(Saved entries)
++++

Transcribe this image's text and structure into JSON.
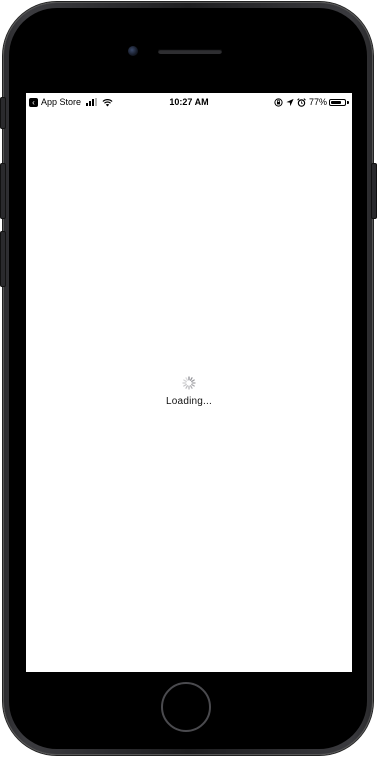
{
  "status_bar": {
    "back_app": "App Store",
    "time": "10:27 AM",
    "battery_percent": "77%",
    "battery_level": 0.77,
    "signal_bars_filled": 3,
    "signal_bars_total": 4,
    "icons": [
      "back-arrow-icon",
      "cellular-signal-icon",
      "wifi-icon",
      "orientation-lock-icon",
      "location-arrow-icon",
      "alarm-icon",
      "battery-icon"
    ]
  },
  "content": {
    "loading_text": "Loading..."
  },
  "colors": {
    "device_frame": "#2b2b2e",
    "screen_background": "#ffffff",
    "text": "#000000",
    "spinner": "#8e8e93"
  }
}
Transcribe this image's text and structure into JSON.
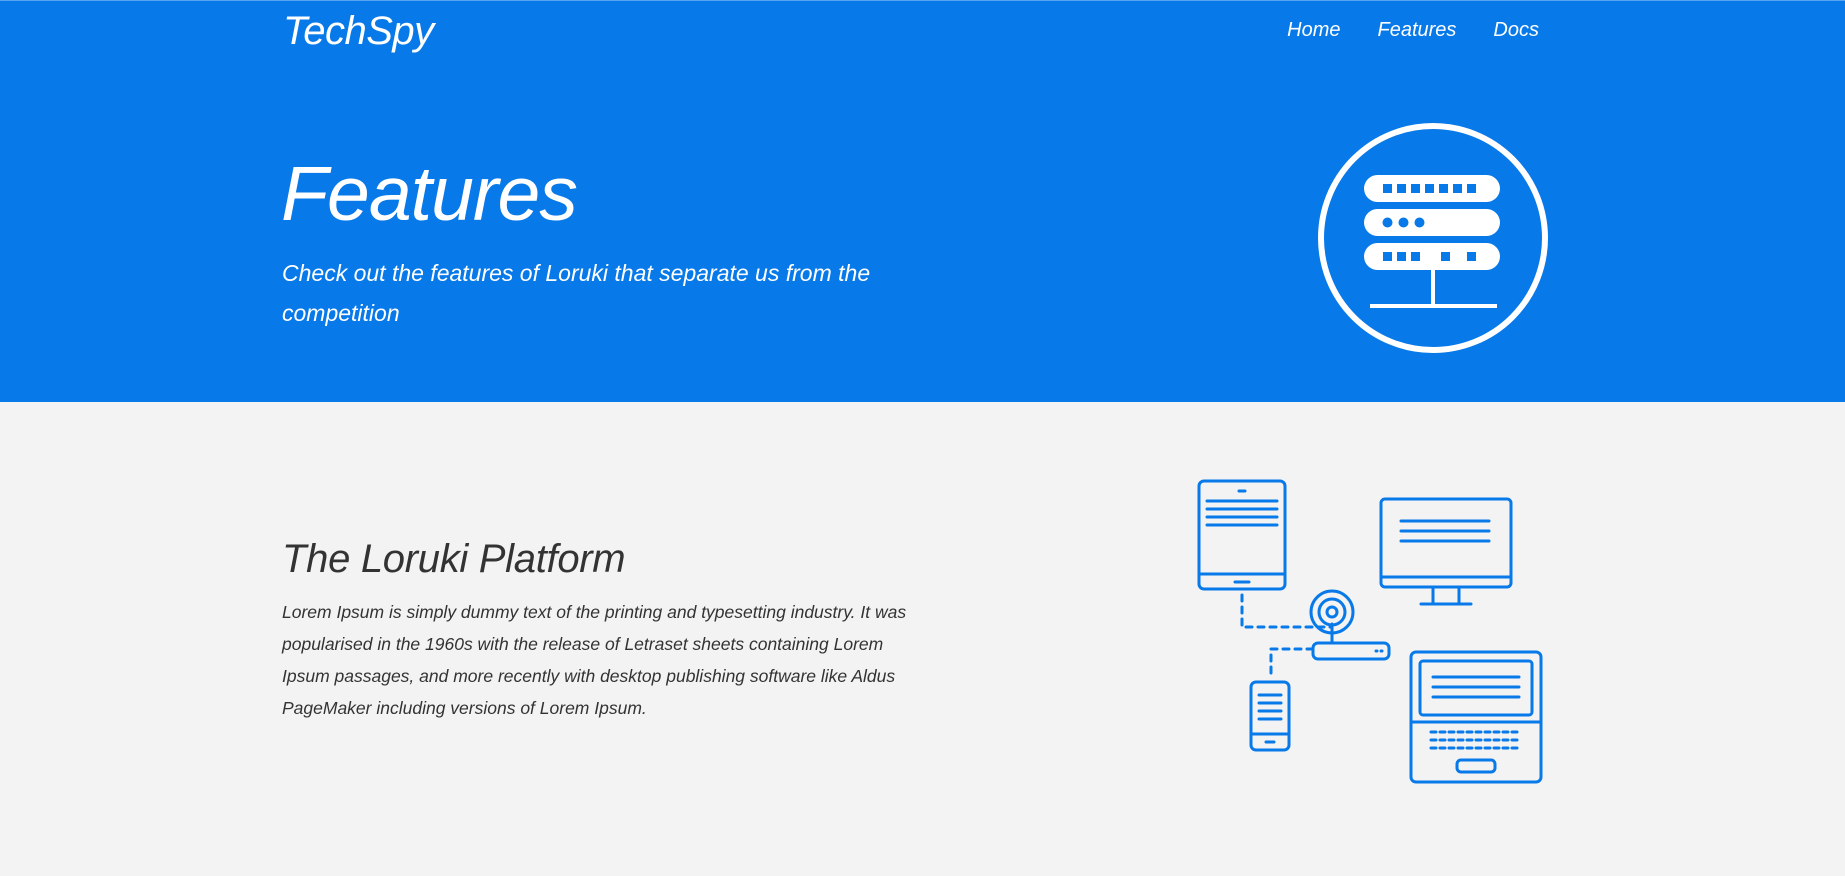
{
  "header": {
    "brand": "TechSpy",
    "nav": [
      {
        "label": "Home"
      },
      {
        "label": "Features"
      },
      {
        "label": "Docs"
      }
    ]
  },
  "hero": {
    "title": "Features",
    "subtitle": "Check out the features of Loruki that separate us from the competition",
    "icon": "server-icon"
  },
  "platform": {
    "title": "The Loruki Platform",
    "body": "Lorem Ipsum is simply dummy text of the printing and typesetting industry. It was popularised in the 1960s with the release of Letraset sheets containing Lorem Ipsum passages, and more recently with desktop publishing software like Aldus PageMaker including versions of Lorem Ipsum.",
    "illustration": "connected-devices-illustration"
  },
  "colors": {
    "primary": "#0779e9",
    "background": "#f3f3f3",
    "text": "#333333"
  }
}
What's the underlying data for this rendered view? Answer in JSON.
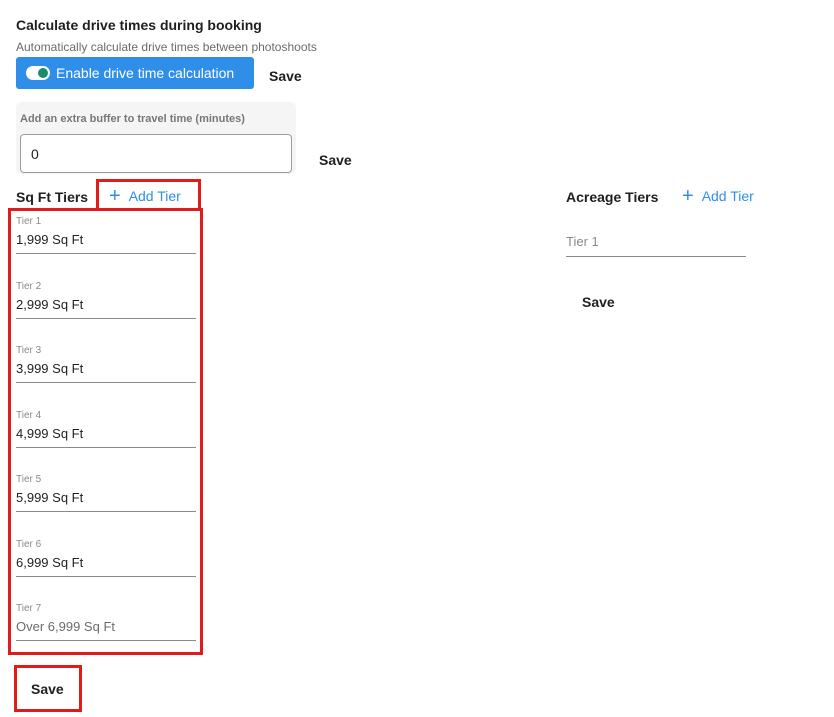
{
  "drive_time": {
    "title": "Calculate drive times during booking",
    "subtitle": "Automatically calculate drive times between photoshoots",
    "toggle_label": "Enable drive time calculation",
    "toggle_on": true,
    "save_label": "Save"
  },
  "buffer": {
    "label": "Add an extra buffer to travel time (minutes)",
    "value": "0",
    "save_label": "Save"
  },
  "sqft": {
    "title": "Sq Ft Tiers",
    "add_label": "Add Tier",
    "tiers": [
      {
        "label": "Tier 1",
        "value": "1,999 Sq Ft"
      },
      {
        "label": "Tier 2",
        "value": "2,999 Sq Ft"
      },
      {
        "label": "Tier 3",
        "value": "3,999 Sq Ft"
      },
      {
        "label": "Tier 4",
        "value": "4,999 Sq Ft"
      },
      {
        "label": "Tier 5",
        "value": "5,999 Sq Ft"
      },
      {
        "label": "Tier 6",
        "value": "6,999 Sq Ft"
      },
      {
        "label": "Tier 7",
        "value": "Over 6,999 Sq Ft"
      }
    ],
    "save_label": "Save"
  },
  "acreage": {
    "title": "Acreage Tiers",
    "add_label": "Add Tier",
    "tier_placeholder": "Tier 1",
    "save_label": "Save"
  },
  "colors": {
    "accent": "#2f8fe8",
    "toggle_knob": "#1a8e6b",
    "highlight": "#e11a1a"
  }
}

++++

INSTRUCTIONS TO FOLLOW >> A faithful copy of the records above is needed, with the pictures left out.

RESULT OF THIS TASK >>
Transcribe this image's text and structure into JSON.
{
  "status_bar": {
    "back_app": "App Store",
    "time": "10:27 AM",
    "battery_percent": "77%",
    "battery_level": 0.77,
    "signal_bars_filled": 3,
    "signal_bars_total": 4,
    "icons": [
      "back-arrow-icon",
      "cellular-signal-icon",
      "wifi-icon",
      "orientation-lock-icon",
      "location-arrow-icon",
      "alarm-icon",
      "battery-icon"
    ]
  },
  "content": {
    "loading_text": "Loading..."
  },
  "colors": {
    "device_frame": "#2b2b2e",
    "screen_background": "#ffffff",
    "text": "#000000",
    "spinner": "#8e8e93"
  }
}
Transcribe this image's text and structure into JSON.
{
  "header": {
    "brand": "TechSpy",
    "nav": [
      {
        "label": "Home"
      },
      {
        "label": "Features"
      },
      {
        "label": "Docs"
      }
    ]
  },
  "hero": {
    "title": "Features",
    "subtitle": "Check out the features of Loruki that separate us from the competition",
    "icon": "server-icon"
  },
  "platform": {
    "title": "The Loruki Platform",
    "body": "Lorem Ipsum is simply dummy text of the printing and typesetting industry. It was popularised in the 1960s with the release of Letraset sheets containing Lorem Ipsum passages, and more recently with desktop publishing software like Aldus PageMaker including versions of Lorem Ipsum.",
    "illustration": "connected-devices-illustration"
  },
  "colors": {
    "primary": "#0779e9",
    "background": "#f3f3f3",
    "text": "#333333"
  }
}
What's the underlying data for this rendered view? Answer in JSON.
{
  "drive_time": {
    "title": "Calculate drive times during booking",
    "subtitle": "Automatically calculate drive times between photoshoots",
    "toggle_label": "Enable drive time calculation",
    "toggle_on": true,
    "save_label": "Save"
  },
  "buffer": {
    "label": "Add an extra buffer to travel time (minutes)",
    "value": "0",
    "save_label": "Save"
  },
  "sqft": {
    "title": "Sq Ft Tiers",
    "add_label": "Add Tier",
    "tiers": [
      {
        "label": "Tier 1",
        "value": "1,999 Sq Ft"
      },
      {
        "label": "Tier 2",
        "value": "2,999 Sq Ft"
      },
      {
        "label": "Tier 3",
        "value": "3,999 Sq Ft"
      },
      {
        "label": "Tier 4",
        "value": "4,999 Sq Ft"
      },
      {
        "label": "Tier 5",
        "value": "5,999 Sq Ft"
      },
      {
        "label": "Tier 6",
        "value": "6,999 Sq Ft"
      },
      {
        "label": "Tier 7",
        "value": "Over 6,999 Sq Ft"
      }
    ],
    "save_label": "Save"
  },
  "acreage": {
    "title": "Acreage Tiers",
    "add_label": "Add Tier",
    "tier_placeholder": "Tier 1",
    "save_label": "Save"
  },
  "colors": {
    "accent": "#2f8fe8",
    "toggle_knob": "#1a8e6b",
    "highlight": "#e11a1a"
  }
}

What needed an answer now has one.